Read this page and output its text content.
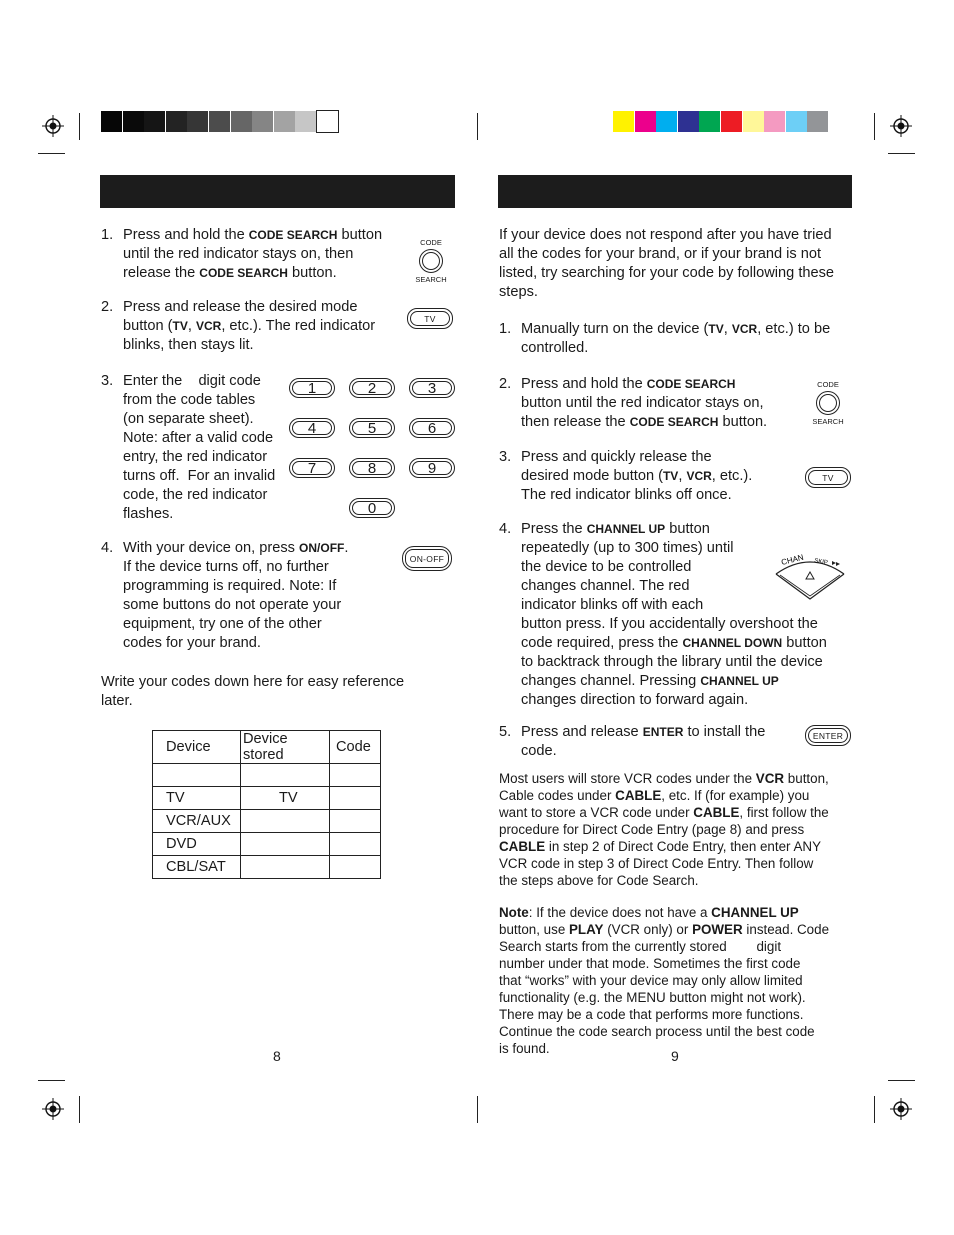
1. Press and hold the CODE SEARCH button
until the red indicator stays on, then
release the CODE SEARCH button.
2. Press and release the desired mode
button (TV, VCR, etc.). The red indicator
blinks, then stays lit.
3. Enter the    digit code
from the code tables
(on separate sheet).
Note: after a valid code
entry, the red indicator
turns off.  For an invalid
code, the red indicator
flashes.
4. With your device on, press ON/OFF.
If the device turns off, no further
programming is required. Note: If
some buttons do not operate your
equipment, try one of the other
codes for your brand.
Write your codes down here for easy reference
later.
Device	Device stored	Code

TV	TV	
VCR/AUX		
DVD		
CBL/SAT		
8
CODE
SEARCH
TV
1	2	3
4	5	6
7	8	9
0
ON-OFF
If your device does not respond after you have tried
all the codes for your brand, or if your brand is not
listed, try searching for your code by following these
steps.
1. Manually turn on the device (TV, VCR, etc.) to be
controlled.
2. Press and hold the CODE SEARCH
button until the red indicator stays on,
then release the CODE SEARCH button.
3. Press and quickly release the
desired mode button (TV, VCR, etc.).
The red indicator blinks off once.
4. Press the CHANNEL UP button
repeatedly (up to 300 times) until
the device to be controlled
changes channel. The red
indicator blinks off with each
button press. If you accidentally overshoot the
code required, press the CHANNEL DOWN button
to backtrack through the library until the device
changes channel. Pressing CHANNEL UP
changes direction to forward again.
5. Press and release ENTER to install the
code.
Most users will store VCR codes under the VCR button,
Cable codes under CABLE, etc. If (for example) you
want to store a VCR code under CABLE, first follow the
procedure for Direct Code Entry (page 8) and press
CABLE in step 2 of Direct Code Entry, then enter ANY
VCR code in step 3 of Direct Code Entry. Then follow
the steps above for Code Search.
Note: If the device does not have a CHANNEL UP
button, use PLAY (VCR only) or POWER instead. Code
Search starts from the currently stored        digit
number under that mode. Sometimes the first code
that “works” with your device may only allow limited
functionality (e.g. the MENU button might not work).
There may be a code that performs more functions.
Continue the code search process until the best code
is found.	9
CODE
SEARCH
TV
CHAN SKIP
ENTER
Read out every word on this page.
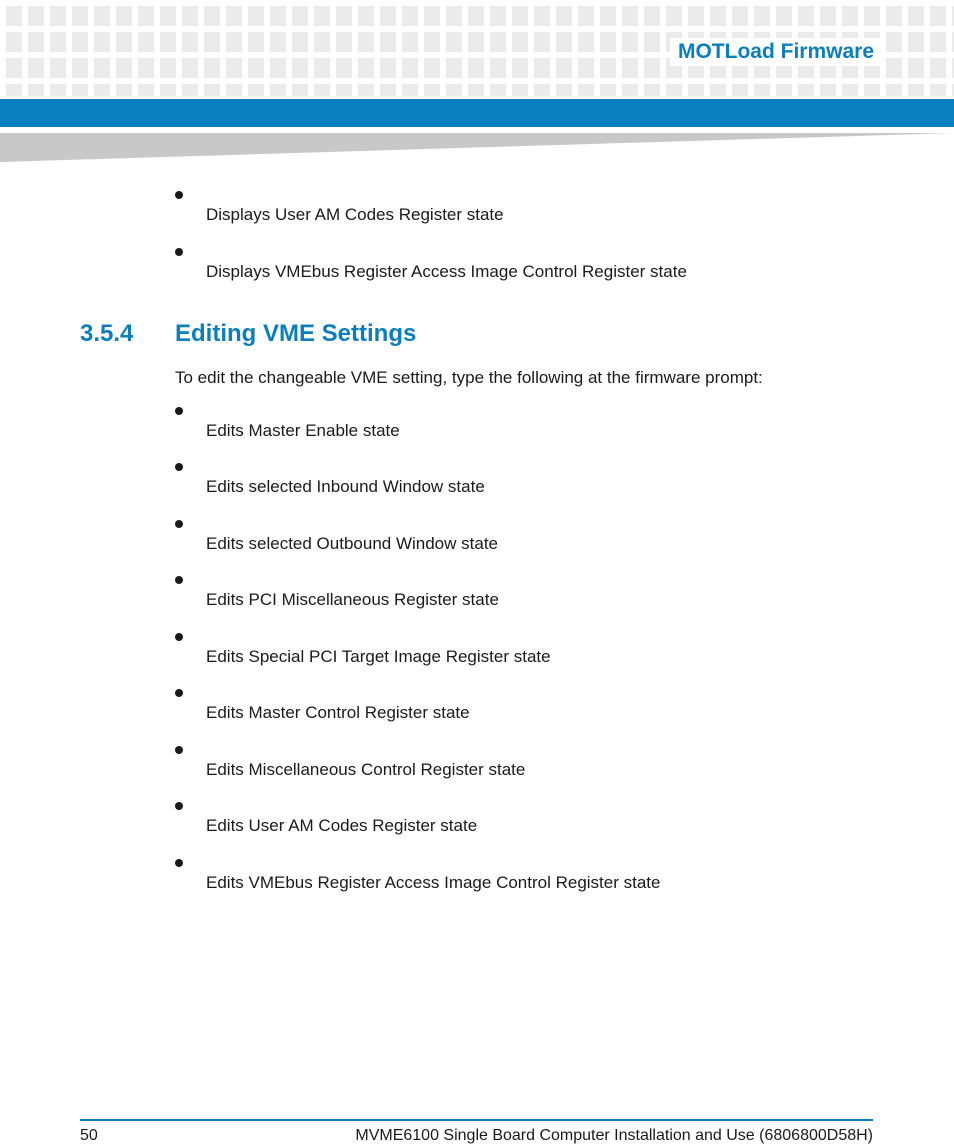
MOTLoad Firmware
Displays User AM Codes Register state
Displays VMEbus Register Access Image Control Register state
3.5.4 Editing VME Settings
To edit the changeable VME setting, type the following at the firmware prompt:
Edits Master Enable state
Edits selected Inbound Window state
Edits selected Outbound Window state
Edits PCI Miscellaneous Register state
Edits Special PCI Target Image Register state
Edits Master Control Register state
Edits Miscellaneous Control Register state
Edits User AM Codes Register state
Edits VMEbus Register Access Image Control Register state
50	MVME6100 Single Board Computer Installation and Use (6806800D58H)
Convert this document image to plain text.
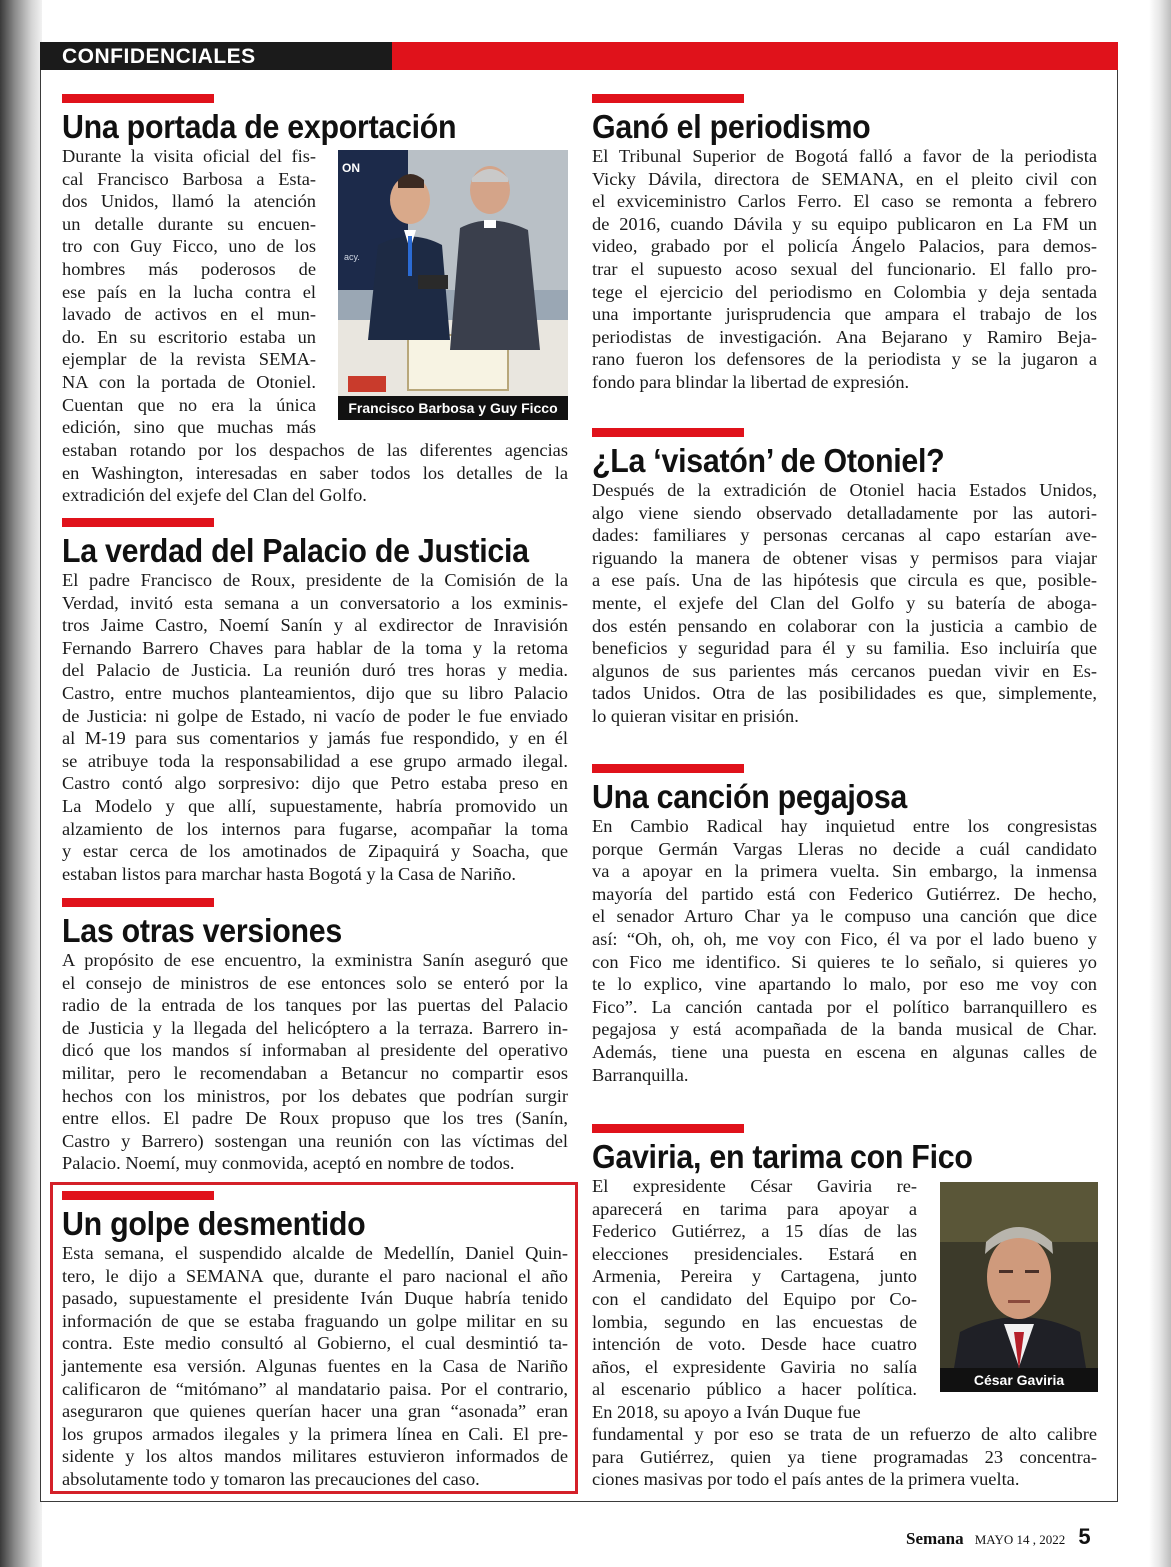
CONFIDENCIALES
Una portada de exportación
Durante la visita oficial del fis-
cal Francisco Barbosa a Esta-
dos Unidos, llamó la atención
un detalle durante su encuen-
tro con Guy Ficco, uno de los
hombres más poderosos de
ese país en la lucha contra el
lavado de activos en el mun-
do. En su escritorio estaba un
ejemplar de la revista SEMA-
NA con la portada de Otoniel.
Cuentan que no era la única
edición, sino que muchas más
estaban rotando por los despachos de las diferentes agencias
en Washington, interesadas en saber todos los detalles de la
extradición del exjefe del Clan del Golfo.
ON
acy.
Francisco Barbosa y Guy Ficco
La verdad del Palacio de Justicia
El padre Francisco de Roux, presidente de la Comisión de la
Verdad, invitó esta semana a un conversatorio a los exminis-
tros Jaime Castro, Noemí Sanín y al exdirector de Inravisión
Fernando Barrero Chaves para hablar de la toma y la retoma
del Palacio de Justicia. La reunión duró tres horas y media.
Castro, entre muchos planteamientos, dijo que su libro Palacio
de Justicia: ni golpe de Estado, ni vacío de poder le fue enviado
al M-19 para sus comentarios y jamás fue respondido, y en él
se atribuye toda la responsabilidad a ese grupo armado ilegal.
Castro contó algo sorpresivo: dijo que Petro estaba preso en
La Modelo y que allí, supuestamente, habría promovido un
alzamiento de los internos para fugarse, acompañar la toma
y estar cerca de los amotinados de Zipaquirá y Soacha, que
estaban listos para marchar hasta Bogotá y la Casa de Nariño.
Las otras versiones
A propósito de ese encuentro, la exministra Sanín aseguró que
el consejo de ministros de ese entonces solo se enteró por la
radio de la entrada de los tanques por las puertas del Palacio
de Justicia y la llegada del helicóptero a la terraza. Barrero in-
dicó que los mandos sí informaban al presidente del operativo
militar, pero le recomendaban a Betancur no compartir esos
hechos con los ministros, por los debates que podrían surgir
entre ellos. El padre De Roux propuso que los tres (Sanín,
Castro y Barrero) sostengan una reunión con las víctimas del
Palacio. Noemí, muy conmovida, aceptó en nombre de todos.
Un golpe desmentido
Esta semana, el suspendido alcalde de Medellín, Daniel Quin-
tero, le dijo a SEMANA que, durante el paro nacional el año
pasado, supuestamente el presidente Iván Duque habría tenido
información de que se estaba fraguando un golpe militar en su
contra. Este medio consultó al Gobierno, el cual desmintió ta-
jantemente esa versión. Algunas fuentes en la Casa de Nariño
calificaron de “mitómano” al mandatario paisa. Por el contrario,
aseguraron que quienes querían hacer una gran “asonada” eran
los grupos armados ilegales y la primera línea en Cali. El pre-
sidente y los altos mandos militares estuvieron informados de
absolutamente todo y tomaron las precauciones del caso.
Ganó el periodismo
El Tribunal Superior de Bogotá falló a favor de la periodista
Vicky Dávila, directora de SEMANA, en el pleito civil con
el exviceministro Carlos Ferro. El caso se remonta a febrero
de 2016, cuando Dávila y su equipo publicaron en La FM un
video, grabado por el policía Ángelo Palacios, para demos-
trar el supuesto acoso sexual del funcionario. El fallo pro-
tege el ejercicio del periodismo en Colombia y deja sentada
una importante jurisprudencia que ampara el trabajo de los
periodistas de investigación. Ana Bejarano y Ramiro Beja-
rano fueron los defensores de la periodista y se la jugaron a
fondo para blindar la libertad de expresión.
¿La ‘visatón’ de Otoniel?
Después de la extradición de Otoniel hacia Estados Unidos,
algo viene siendo observado detalladamente por las autori-
dades: familiares y personas cercanas al capo estarían ave-
riguando la manera de obtener visas y permisos para viajar
a ese país. Una de las hipótesis que circula es que, posible-
mente, el exjefe del Clan del Golfo y su batería de aboga-
dos estén pensando en colaborar con la justicia a cambio de
beneficios y seguridad para él y su familia. Eso incluiría que
algunos de sus parientes más cercanos puedan vivir en Es-
tados Unidos. Otra de las posibilidades es que, simplemente,
lo quieran visitar en prisión.
Una canción pegajosa
En Cambio Radical hay inquietud entre los congresistas
porque Germán Vargas Lleras no decide a cuál candidato
va a apoyar en la primera vuelta. Sin embargo, la inmensa
mayoría del partido está con Federico Gutiérrez. De hecho,
el senador Arturo Char ya le compuso una canción que dice
así: “Oh, oh, oh, me voy con Fico, él va por el lado bueno y
con Fico me identifico. Si quieres te lo señalo, si quieres yo
te lo explico, vine apartando lo malo, por eso me voy con
Fico”. La canción cantada por el político barranquillero es
pegajosa y está acompañada de la banda musical de Char.
Además, tiene una puesta en escena en algunas calles de
Barranquilla.
Gaviria, en tarima con Fico
El expresidente César Gaviria re-
aparecerá en tarima para apoyar a
Federico Gutiérrez, a 15 días de las
elecciones presidenciales. Estará en
Armenia, Pereira y Cartagena, junto
con el candidato del Equipo por Co-
lombia, segundo en las encuestas de
intención de voto. Desde hace cuatro
años, el expresidente Gaviria no salía
al escenario público a hacer política.
En 2018, su apoyo a Iván Duque fue
fundamental y por eso se trata de un refuerzo de alto calibre
para Gutiérrez, quien ya tiene programadas 23 concentra-
ciones masivas por todo el país antes de la primera vuelta.
César Gaviria
Semana MAYO 14 , 2022 5
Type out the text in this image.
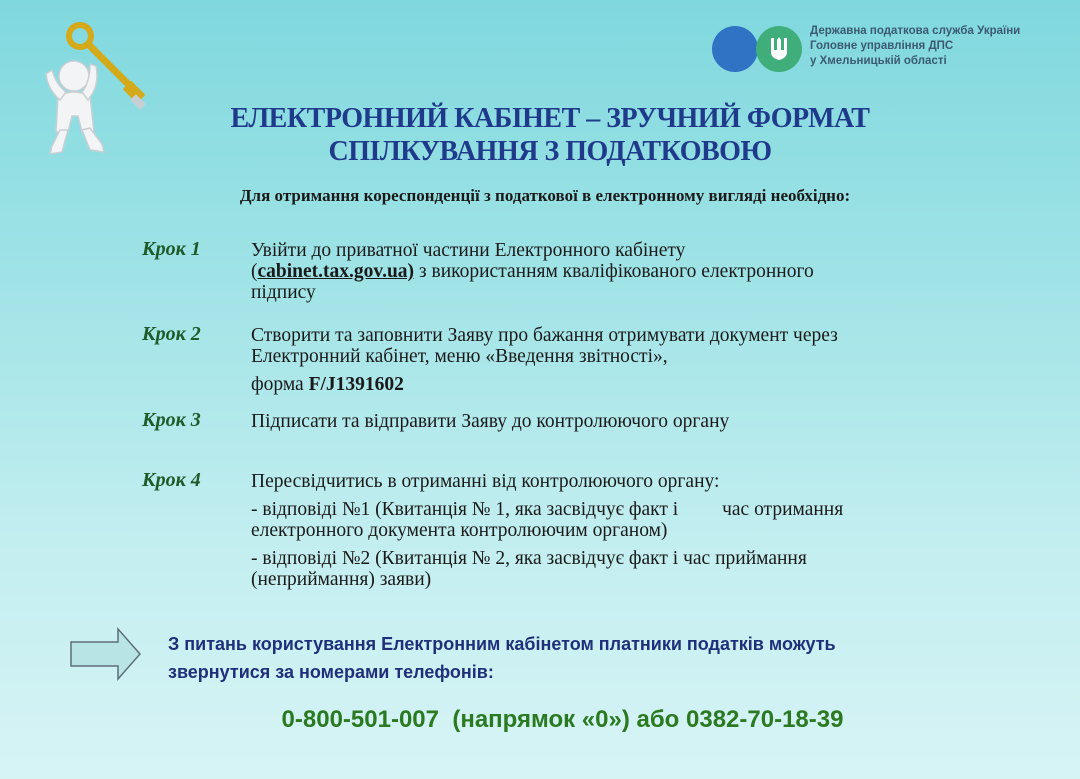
Державна податкова служба України
Головне управління ДПС
у Хмельницькій області
ЕЛЕКТРОННИЙ КАБІНЕТ – ЗРУЧНИЙ ФОРМАТ
СПІЛКУВАННЯ З ПОДАТКОВОЮ
Для отримання кореспонденції з податкової в електронному вигляді необхідно:
Крок 1	Увійти до приватної частини Електронного кабінету
(cabinet.tax.gov.ua) з використанням кваліфікованого електронного
підпису
Крок 2	Створити та заповнити Заяву про бажання отримувати документ через
Електронний кабінет, меню «Введення звітності»,
форма F/J1391602
Крок 3	Підписати та відправити Заяву до контролюючого органу
Крок 4	Пересвідчитись в отриманні від контролюючого органу:
- відповіді №1 (Квитанція № 1, яка засвідчує факт і         час отримання
електронного документа контролюючим органом)
- відповіді №2 (Квитанція № 2, яка засвідчує факт і час приймання
(неприймання) заяви)
З питань користування Електронним кабінетом платники податків можуть
звернутися за номерами телефонів:
0-800-501-007  (напрямок «0») або 0382-70-18-39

__________________________________________________

Exercise goal:
Begin at the line containing "Type out the text in this image." and extract every line through the end of the records, inclusive, exactly and only; omit pictures.

Expected answer:
Type out the text in this image.
Державна податкова служба України
Головне управління ДПС
у Хмельницькій області
ЕЛЕКТРОННИЙ КАБІНЕТ – ЗРУЧНИЙ ФОРМАТ
СПІЛКУВАННЯ З ПОДАТКОВОЮ
Для отримання кореспонденції з податкової в електронному вигляді необхідно:
Крок 1	Увійти до приватної частини Електронного кабінету
(cabinet.tax.gov.ua) з використанням кваліфікованого електронного
підпису
Крок 2	Створити та заповнити Заяву про бажання отримувати документ через
Електронний кабінет, меню «Введення звітності»,
форма F/J1391602
Крок 3	Підписати та відправити Заяву до контролюючого органу
Крок 4	Пересвідчитись в отриманні від контролюючого органу:
- відповіді №1 (Квитанція № 1, яка засвідчує факт і         час отримання
електронного документа контролюючим органом)
- відповіді №2 (Квитанція № 2, яка засвідчує факт і час приймання
(неприймання) заяви)
З питань користування Електронним кабінетом платники податків можуть
звернутися за номерами телефонів:
0-800-501-007  (напрямок «0») або 0382-70-18-39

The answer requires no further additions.